PROBLEM REQUIREMENTS: Without the pictures, set down every line of the data exactly.

DATA TO USE:

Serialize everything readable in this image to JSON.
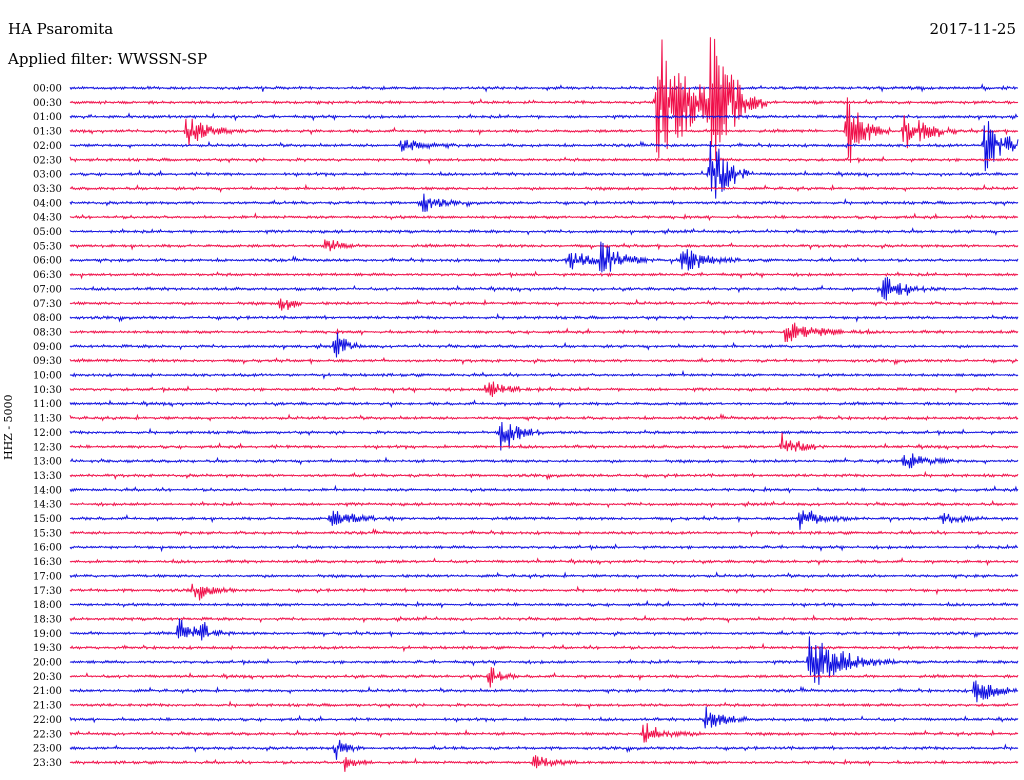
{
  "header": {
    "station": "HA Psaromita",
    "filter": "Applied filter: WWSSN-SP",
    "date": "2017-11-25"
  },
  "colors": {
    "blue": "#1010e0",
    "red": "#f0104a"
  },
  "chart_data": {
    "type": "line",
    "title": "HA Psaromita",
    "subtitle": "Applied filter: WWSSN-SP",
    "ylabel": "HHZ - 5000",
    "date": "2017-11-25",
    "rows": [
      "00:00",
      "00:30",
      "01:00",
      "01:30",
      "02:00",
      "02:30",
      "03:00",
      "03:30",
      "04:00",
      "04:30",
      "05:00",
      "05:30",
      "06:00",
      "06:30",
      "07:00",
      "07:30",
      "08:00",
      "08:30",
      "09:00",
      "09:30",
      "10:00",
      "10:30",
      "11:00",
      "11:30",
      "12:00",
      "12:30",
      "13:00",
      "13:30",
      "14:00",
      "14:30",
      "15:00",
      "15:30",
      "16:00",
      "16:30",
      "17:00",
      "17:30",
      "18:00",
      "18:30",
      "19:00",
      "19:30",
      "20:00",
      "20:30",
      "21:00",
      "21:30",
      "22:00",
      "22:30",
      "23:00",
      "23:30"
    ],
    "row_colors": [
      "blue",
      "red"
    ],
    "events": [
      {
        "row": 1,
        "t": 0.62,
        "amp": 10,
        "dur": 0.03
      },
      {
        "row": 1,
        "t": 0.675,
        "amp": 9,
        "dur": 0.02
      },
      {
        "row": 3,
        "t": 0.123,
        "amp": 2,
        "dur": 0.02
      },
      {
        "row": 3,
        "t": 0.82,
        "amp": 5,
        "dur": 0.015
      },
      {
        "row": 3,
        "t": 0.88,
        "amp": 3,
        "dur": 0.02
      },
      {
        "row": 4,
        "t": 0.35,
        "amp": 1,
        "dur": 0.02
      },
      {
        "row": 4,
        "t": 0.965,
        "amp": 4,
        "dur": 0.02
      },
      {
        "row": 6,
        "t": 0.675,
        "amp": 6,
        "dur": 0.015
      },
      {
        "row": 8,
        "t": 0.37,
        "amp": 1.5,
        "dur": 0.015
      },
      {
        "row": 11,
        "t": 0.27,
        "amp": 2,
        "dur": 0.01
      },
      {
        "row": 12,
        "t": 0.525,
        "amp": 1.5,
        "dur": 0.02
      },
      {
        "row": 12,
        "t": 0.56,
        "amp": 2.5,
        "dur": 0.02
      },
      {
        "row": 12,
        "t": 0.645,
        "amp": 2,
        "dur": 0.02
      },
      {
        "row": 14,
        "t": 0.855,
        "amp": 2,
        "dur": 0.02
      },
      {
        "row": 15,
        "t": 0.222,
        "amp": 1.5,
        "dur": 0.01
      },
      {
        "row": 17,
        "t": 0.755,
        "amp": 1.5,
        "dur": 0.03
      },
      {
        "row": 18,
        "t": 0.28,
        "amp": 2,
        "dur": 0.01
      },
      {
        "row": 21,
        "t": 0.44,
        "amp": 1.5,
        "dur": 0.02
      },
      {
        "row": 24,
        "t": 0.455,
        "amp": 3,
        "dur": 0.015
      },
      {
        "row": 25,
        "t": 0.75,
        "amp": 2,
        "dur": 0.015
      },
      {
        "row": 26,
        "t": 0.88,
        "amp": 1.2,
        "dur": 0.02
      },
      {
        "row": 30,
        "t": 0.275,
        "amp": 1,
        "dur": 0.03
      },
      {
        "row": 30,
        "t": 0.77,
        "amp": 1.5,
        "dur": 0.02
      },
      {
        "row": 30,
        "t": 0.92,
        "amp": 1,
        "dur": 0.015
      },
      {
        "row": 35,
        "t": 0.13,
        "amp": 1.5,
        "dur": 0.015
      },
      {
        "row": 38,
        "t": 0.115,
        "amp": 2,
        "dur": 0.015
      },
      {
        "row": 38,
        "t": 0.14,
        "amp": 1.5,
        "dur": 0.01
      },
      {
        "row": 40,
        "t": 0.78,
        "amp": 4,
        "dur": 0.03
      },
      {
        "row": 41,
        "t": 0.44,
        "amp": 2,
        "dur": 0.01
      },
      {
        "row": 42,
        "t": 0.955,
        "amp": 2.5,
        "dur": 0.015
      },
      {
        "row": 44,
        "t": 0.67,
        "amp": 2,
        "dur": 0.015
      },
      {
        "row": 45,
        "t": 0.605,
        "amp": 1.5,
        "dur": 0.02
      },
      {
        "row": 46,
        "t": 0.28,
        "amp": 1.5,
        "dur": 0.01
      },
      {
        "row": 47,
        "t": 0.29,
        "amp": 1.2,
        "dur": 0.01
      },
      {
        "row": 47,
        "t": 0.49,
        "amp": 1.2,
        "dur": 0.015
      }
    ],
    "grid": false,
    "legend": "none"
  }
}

WORKED ANSWER:
Serialize everything readable in this image to JSON.
{
  "header": {
    "station": "HA Psaromita",
    "filter": "Applied filter: WWSSN-SP",
    "date": "2017-11-25"
  },
  "colors": {
    "blue": "#1010e0",
    "red": "#f0104a"
  },
  "chart_data": {
    "type": "line",
    "title": "HA Psaromita",
    "subtitle": "Applied filter: WWSSN-SP",
    "ylabel": "HHZ - 5000",
    "date": "2017-11-25",
    "rows": [
      "00:00",
      "00:30",
      "01:00",
      "01:30",
      "02:00",
      "02:30",
      "03:00",
      "03:30",
      "04:00",
      "04:30",
      "05:00",
      "05:30",
      "06:00",
      "06:30",
      "07:00",
      "07:30",
      "08:00",
      "08:30",
      "09:00",
      "09:30",
      "10:00",
      "10:30",
      "11:00",
      "11:30",
      "12:00",
      "12:30",
      "13:00",
      "13:30",
      "14:00",
      "14:30",
      "15:00",
      "15:30",
      "16:00",
      "16:30",
      "17:00",
      "17:30",
      "18:00",
      "18:30",
      "19:00",
      "19:30",
      "20:00",
      "20:30",
      "21:00",
      "21:30",
      "22:00",
      "22:30",
      "23:00",
      "23:30"
    ],
    "row_colors": [
      "blue",
      "red"
    ],
    "events": [
      {
        "row": 1,
        "t": 0.62,
        "amp": 10,
        "dur": 0.03
      },
      {
        "row": 1,
        "t": 0.675,
        "amp": 9,
        "dur": 0.02
      },
      {
        "row": 3,
        "t": 0.123,
        "amp": 2,
        "dur": 0.02
      },
      {
        "row": 3,
        "t": 0.82,
        "amp": 5,
        "dur": 0.015
      },
      {
        "row": 3,
        "t": 0.88,
        "amp": 3,
        "dur": 0.02
      },
      {
        "row": 4,
        "t": 0.35,
        "amp": 1,
        "dur": 0.02
      },
      {
        "row": 4,
        "t": 0.965,
        "amp": 4,
        "dur": 0.02
      },
      {
        "row": 6,
        "t": 0.675,
        "amp": 6,
        "dur": 0.015
      },
      {
        "row": 8,
        "t": 0.37,
        "amp": 1.5,
        "dur": 0.015
      },
      {
        "row": 11,
        "t": 0.27,
        "amp": 2,
        "dur": 0.01
      },
      {
        "row": 12,
        "t": 0.525,
        "amp": 1.5,
        "dur": 0.02
      },
      {
        "row": 12,
        "t": 0.56,
        "amp": 2.5,
        "dur": 0.02
      },
      {
        "row": 12,
        "t": 0.645,
        "amp": 2,
        "dur": 0.02
      },
      {
        "row": 14,
        "t": 0.855,
        "amp": 2,
        "dur": 0.02
      },
      {
        "row": 15,
        "t": 0.222,
        "amp": 1.5,
        "dur": 0.01
      },
      {
        "row": 17,
        "t": 0.755,
        "amp": 1.5,
        "dur": 0.03
      },
      {
        "row": 18,
        "t": 0.28,
        "amp": 2,
        "dur": 0.01
      },
      {
        "row": 21,
        "t": 0.44,
        "amp": 1.5,
        "dur": 0.02
      },
      {
        "row": 24,
        "t": 0.455,
        "amp": 3,
        "dur": 0.015
      },
      {
        "row": 25,
        "t": 0.75,
        "amp": 2,
        "dur": 0.015
      },
      {
        "row": 26,
        "t": 0.88,
        "amp": 1.2,
        "dur": 0.02
      },
      {
        "row": 30,
        "t": 0.275,
        "amp": 1,
        "dur": 0.03
      },
      {
        "row": 30,
        "t": 0.77,
        "amp": 1.5,
        "dur": 0.02
      },
      {
        "row": 30,
        "t": 0.92,
        "amp": 1,
        "dur": 0.015
      },
      {
        "row": 35,
        "t": 0.13,
        "amp": 1.5,
        "dur": 0.015
      },
      {
        "row": 38,
        "t": 0.115,
        "amp": 2,
        "dur": 0.015
      },
      {
        "row": 38,
        "t": 0.14,
        "amp": 1.5,
        "dur": 0.01
      },
      {
        "row": 40,
        "t": 0.78,
        "amp": 4,
        "dur": 0.03
      },
      {
        "row": 41,
        "t": 0.44,
        "amp": 2,
        "dur": 0.01
      },
      {
        "row": 42,
        "t": 0.955,
        "amp": 2.5,
        "dur": 0.015
      },
      {
        "row": 44,
        "t": 0.67,
        "amp": 2,
        "dur": 0.015
      },
      {
        "row": 45,
        "t": 0.605,
        "amp": 1.5,
        "dur": 0.02
      },
      {
        "row": 46,
        "t": 0.28,
        "amp": 1.5,
        "dur": 0.01
      },
      {
        "row": 47,
        "t": 0.29,
        "amp": 1.2,
        "dur": 0.01
      },
      {
        "row": 47,
        "t": 0.49,
        "amp": 1.2,
        "dur": 0.015
      }
    ],
    "grid": false,
    "legend": "none"
  }
}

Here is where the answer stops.